* [Belge Alıntısı]
-*-

Kiracı ve ev sahipleri dikkat! %20 arttı, 1 ay süre var
Artan kira fiyatları kiracı ile ev sahiplerini karşı karşıya getirmeye hız kesmeden devam ediyor. Hak kaybı yaşanmaması için dikkatli olunmasını söyleyen uzmanlar, önemli uyarılarda bulundu.
Konut piyasasında arzın azalması, üstüne de enflasyonun çok üzerinde artan kira fiyatları, mahkemelerde kiracı – ev sahipleri davalarında artışa sebep oldu.
Sulh ve icra hukuk mahkemelerinde görülen kira tespit ve kira tahliye davalarının, toplam dava sayısına oranının bir yılda yüzde 10’lardan yüzde 20’lere çıktığı kaydedildi. Bu tür davaların genel davalar arasında da ilk sıralara yükseldiği ifade ediliyor. Böyle devam etmesi halinde, gelecek 1-2 yıl daha mahkemelerin ana konularını bu tür davalar oluşturacak. Peki, kiracılar ve ev sahipleri en çok hangi sorunlarla karşılaşıyor? Taraflar haklarını nasıl koruyabilirler?

-*-

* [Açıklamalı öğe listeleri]
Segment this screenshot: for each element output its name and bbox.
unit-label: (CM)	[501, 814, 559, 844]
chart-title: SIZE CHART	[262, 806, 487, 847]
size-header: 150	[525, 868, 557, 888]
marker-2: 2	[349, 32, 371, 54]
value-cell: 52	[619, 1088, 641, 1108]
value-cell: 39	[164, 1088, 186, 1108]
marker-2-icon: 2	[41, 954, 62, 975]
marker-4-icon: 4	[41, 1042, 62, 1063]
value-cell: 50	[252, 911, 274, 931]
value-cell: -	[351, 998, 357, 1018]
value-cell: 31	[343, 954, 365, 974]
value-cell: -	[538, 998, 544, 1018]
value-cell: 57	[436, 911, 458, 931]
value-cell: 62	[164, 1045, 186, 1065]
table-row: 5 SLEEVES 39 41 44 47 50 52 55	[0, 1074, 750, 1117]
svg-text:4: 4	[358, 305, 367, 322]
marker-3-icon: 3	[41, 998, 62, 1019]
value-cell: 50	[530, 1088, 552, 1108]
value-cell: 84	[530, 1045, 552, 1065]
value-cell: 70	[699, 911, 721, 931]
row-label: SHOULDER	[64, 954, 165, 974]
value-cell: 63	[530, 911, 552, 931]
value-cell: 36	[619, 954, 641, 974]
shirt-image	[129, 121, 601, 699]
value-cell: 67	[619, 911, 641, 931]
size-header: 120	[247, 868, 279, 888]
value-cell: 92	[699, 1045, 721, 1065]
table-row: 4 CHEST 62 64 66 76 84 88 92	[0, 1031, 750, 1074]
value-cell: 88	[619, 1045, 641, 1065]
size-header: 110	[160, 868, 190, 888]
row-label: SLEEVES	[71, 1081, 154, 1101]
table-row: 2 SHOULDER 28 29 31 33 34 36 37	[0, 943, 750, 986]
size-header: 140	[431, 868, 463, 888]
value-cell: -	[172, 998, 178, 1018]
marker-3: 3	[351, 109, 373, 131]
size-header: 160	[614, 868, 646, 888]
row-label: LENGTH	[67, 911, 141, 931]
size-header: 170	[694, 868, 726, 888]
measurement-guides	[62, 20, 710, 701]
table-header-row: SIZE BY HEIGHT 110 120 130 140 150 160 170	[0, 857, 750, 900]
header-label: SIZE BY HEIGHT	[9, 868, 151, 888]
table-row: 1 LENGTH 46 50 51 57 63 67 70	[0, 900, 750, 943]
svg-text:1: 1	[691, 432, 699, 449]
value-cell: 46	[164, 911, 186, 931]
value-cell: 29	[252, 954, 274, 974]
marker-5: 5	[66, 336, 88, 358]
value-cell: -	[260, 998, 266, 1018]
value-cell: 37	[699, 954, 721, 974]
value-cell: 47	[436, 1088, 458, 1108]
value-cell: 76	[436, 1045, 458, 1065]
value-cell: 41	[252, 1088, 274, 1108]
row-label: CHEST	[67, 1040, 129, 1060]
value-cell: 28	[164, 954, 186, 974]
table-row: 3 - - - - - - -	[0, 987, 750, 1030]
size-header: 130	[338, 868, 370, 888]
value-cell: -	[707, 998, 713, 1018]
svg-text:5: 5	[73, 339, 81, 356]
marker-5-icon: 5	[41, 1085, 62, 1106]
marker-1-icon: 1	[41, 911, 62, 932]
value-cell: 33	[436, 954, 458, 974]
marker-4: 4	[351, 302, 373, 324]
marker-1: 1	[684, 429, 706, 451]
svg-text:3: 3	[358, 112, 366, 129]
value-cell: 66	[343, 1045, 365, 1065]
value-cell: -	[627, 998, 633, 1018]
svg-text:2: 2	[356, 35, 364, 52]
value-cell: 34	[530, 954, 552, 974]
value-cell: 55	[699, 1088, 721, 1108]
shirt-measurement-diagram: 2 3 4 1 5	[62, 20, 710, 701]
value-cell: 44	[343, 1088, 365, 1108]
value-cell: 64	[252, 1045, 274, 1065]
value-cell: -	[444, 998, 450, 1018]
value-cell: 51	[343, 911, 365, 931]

-*-

* [Amaç A]
Kira davalarını konu alan metne göre aşağıdaki soruları yanıtlayınız.
(i) Metinde adı geçen kira tespit ve kira tahliye davaları hangi mahkemelerde görülmektedir?
(ii) Bu davaların toplam dava sayısına oranı bir yılda yüzde kaçtan yüzde kaça çıkmıştır?
(iii) Metne göre mahkemelerdeki kiracı – ev sahibi davalarının artmasına neler sebep olmuştur?
* [Amaç B]
Kayıtların ilk satırıyla başlayıp "954, 62, 975]" ifadesini içeren satırla biten bölümü, iki uçtaki satırlar da dahil olmak üzere, hiçbir değişiklik yapmadan yazınız.
Metin ile kayıtlar arasında herhangi bir bağlantı bulunmamaktadır.

* [Yazılı Yanıt A]
(i) Sulh ve icra hukuk mahkemelerinde görülmektedir.
(ii) Yüzde 10'lardan yüzde 20'lere çıkmıştır.
(iii) Konut piyasasında arzın azalması ve enflasyonun çok üzerinde artan kira fiyatları sebep olmuştur.

* [Yazılı Yanıt B]
Segment this screenshot: for each element output its name and bbox.
unit-label: (CM)	[501, 814, 559, 844]
chart-title: SIZE CHART	[262, 806, 487, 847]
size-header: 150	[525, 868, 557, 888]
marker-2: 2	[349, 32, 371, 54]
value-cell: 52	[619, 1088, 641, 1108]
value-cell: 39	[164, 1088, 186, 1108]
marker-2-icon: 2	[41, 954, 62, 975]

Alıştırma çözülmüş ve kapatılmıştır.